▸ **DIRECTIONS**: Extract every line below that contains the word "Chair".

▸ **LISTED ENTRIES**:

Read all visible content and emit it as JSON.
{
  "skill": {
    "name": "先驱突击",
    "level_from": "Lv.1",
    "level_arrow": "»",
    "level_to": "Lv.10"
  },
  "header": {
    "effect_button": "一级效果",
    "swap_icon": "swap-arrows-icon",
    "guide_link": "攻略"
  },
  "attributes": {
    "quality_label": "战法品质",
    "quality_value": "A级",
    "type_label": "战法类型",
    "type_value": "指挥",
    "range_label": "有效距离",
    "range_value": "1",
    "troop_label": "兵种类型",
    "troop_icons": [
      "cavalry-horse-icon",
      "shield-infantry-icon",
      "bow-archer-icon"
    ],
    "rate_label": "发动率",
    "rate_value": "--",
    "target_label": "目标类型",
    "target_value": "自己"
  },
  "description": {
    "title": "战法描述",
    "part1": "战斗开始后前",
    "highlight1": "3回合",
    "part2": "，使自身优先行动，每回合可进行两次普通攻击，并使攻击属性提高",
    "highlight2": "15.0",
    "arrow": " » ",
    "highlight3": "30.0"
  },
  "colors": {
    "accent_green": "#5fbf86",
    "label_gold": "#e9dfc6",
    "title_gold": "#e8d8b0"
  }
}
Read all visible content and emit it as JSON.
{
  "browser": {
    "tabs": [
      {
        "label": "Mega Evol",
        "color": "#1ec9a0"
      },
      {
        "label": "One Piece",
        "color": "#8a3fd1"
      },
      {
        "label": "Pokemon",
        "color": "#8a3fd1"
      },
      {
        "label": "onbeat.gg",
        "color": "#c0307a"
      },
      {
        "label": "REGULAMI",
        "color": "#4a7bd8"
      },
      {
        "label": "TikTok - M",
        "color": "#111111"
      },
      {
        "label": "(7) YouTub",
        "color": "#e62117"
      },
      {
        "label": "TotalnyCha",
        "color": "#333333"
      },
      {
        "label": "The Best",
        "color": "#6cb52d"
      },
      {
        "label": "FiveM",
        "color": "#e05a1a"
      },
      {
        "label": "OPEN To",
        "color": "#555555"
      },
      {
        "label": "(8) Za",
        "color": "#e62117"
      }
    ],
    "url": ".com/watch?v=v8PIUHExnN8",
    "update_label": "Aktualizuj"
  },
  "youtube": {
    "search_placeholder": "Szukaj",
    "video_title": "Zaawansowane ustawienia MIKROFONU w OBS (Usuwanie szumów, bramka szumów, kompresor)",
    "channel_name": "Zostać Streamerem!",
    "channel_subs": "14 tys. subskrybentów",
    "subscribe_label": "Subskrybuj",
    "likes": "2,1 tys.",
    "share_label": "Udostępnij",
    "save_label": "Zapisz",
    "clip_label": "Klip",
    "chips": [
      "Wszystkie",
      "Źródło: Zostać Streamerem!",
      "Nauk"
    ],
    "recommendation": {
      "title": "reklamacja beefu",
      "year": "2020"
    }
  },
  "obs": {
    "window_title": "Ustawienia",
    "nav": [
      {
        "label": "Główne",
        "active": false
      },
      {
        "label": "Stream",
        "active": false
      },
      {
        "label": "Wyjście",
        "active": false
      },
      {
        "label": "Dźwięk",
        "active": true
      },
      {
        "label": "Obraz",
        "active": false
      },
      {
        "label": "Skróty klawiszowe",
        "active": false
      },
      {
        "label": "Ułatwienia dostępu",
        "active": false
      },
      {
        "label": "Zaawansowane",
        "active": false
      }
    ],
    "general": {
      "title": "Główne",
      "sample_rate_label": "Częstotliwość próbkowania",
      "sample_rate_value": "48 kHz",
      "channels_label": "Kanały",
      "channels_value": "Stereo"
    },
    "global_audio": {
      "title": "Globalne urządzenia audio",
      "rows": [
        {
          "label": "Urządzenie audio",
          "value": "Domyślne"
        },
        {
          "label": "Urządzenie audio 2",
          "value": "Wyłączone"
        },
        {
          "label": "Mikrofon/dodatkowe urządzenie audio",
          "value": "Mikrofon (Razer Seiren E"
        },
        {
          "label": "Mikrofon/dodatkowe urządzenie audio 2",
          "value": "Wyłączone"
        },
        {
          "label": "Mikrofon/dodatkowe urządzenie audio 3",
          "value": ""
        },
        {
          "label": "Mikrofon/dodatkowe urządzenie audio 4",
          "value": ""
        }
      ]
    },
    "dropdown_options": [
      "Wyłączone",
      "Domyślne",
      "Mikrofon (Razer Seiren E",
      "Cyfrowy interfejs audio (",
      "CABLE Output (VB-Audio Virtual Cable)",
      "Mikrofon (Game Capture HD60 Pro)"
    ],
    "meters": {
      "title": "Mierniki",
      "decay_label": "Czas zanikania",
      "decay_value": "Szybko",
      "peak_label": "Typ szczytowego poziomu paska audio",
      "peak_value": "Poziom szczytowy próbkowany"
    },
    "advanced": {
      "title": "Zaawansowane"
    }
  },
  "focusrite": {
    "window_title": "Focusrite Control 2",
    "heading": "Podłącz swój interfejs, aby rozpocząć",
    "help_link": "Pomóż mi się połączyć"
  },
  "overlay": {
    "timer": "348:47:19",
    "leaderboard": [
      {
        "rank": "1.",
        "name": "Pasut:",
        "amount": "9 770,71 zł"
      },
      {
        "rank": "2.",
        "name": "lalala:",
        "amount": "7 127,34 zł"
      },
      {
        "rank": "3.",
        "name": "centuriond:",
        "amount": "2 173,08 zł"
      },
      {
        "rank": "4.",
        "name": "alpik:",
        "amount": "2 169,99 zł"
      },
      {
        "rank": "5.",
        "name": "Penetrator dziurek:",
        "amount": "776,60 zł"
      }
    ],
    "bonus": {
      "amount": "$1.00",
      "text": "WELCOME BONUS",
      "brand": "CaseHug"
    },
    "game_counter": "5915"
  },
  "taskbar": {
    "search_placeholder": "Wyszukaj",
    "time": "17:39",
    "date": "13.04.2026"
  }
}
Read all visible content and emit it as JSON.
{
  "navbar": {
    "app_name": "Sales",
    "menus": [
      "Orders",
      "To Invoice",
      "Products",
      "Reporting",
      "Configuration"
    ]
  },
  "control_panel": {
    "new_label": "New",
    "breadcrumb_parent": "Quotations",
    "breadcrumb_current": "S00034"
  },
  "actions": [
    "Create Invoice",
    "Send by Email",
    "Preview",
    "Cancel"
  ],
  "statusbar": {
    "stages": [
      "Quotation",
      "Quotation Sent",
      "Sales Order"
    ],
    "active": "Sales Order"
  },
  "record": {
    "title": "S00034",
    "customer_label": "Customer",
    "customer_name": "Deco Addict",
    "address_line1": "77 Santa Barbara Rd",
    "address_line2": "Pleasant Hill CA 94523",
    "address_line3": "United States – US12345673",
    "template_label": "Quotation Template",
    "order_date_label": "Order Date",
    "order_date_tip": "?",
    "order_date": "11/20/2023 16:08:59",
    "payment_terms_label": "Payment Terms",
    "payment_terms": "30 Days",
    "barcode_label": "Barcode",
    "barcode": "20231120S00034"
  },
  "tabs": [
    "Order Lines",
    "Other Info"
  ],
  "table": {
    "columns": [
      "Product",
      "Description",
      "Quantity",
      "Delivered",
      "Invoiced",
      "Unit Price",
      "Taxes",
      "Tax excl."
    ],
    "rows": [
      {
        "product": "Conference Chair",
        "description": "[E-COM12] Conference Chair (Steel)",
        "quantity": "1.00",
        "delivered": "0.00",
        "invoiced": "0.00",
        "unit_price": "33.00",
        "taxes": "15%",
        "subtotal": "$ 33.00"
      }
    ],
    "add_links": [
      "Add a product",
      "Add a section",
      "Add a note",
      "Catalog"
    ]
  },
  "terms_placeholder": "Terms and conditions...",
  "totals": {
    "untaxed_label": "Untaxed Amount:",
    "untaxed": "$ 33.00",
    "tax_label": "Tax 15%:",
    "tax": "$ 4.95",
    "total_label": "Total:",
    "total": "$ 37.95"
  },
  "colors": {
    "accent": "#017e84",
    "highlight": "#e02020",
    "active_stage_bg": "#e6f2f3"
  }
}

▸ **REPLY TO THE TASK**:
        "product": "Conference Chair",
        "description": "[E-COM12] Conference Chair (Steel)",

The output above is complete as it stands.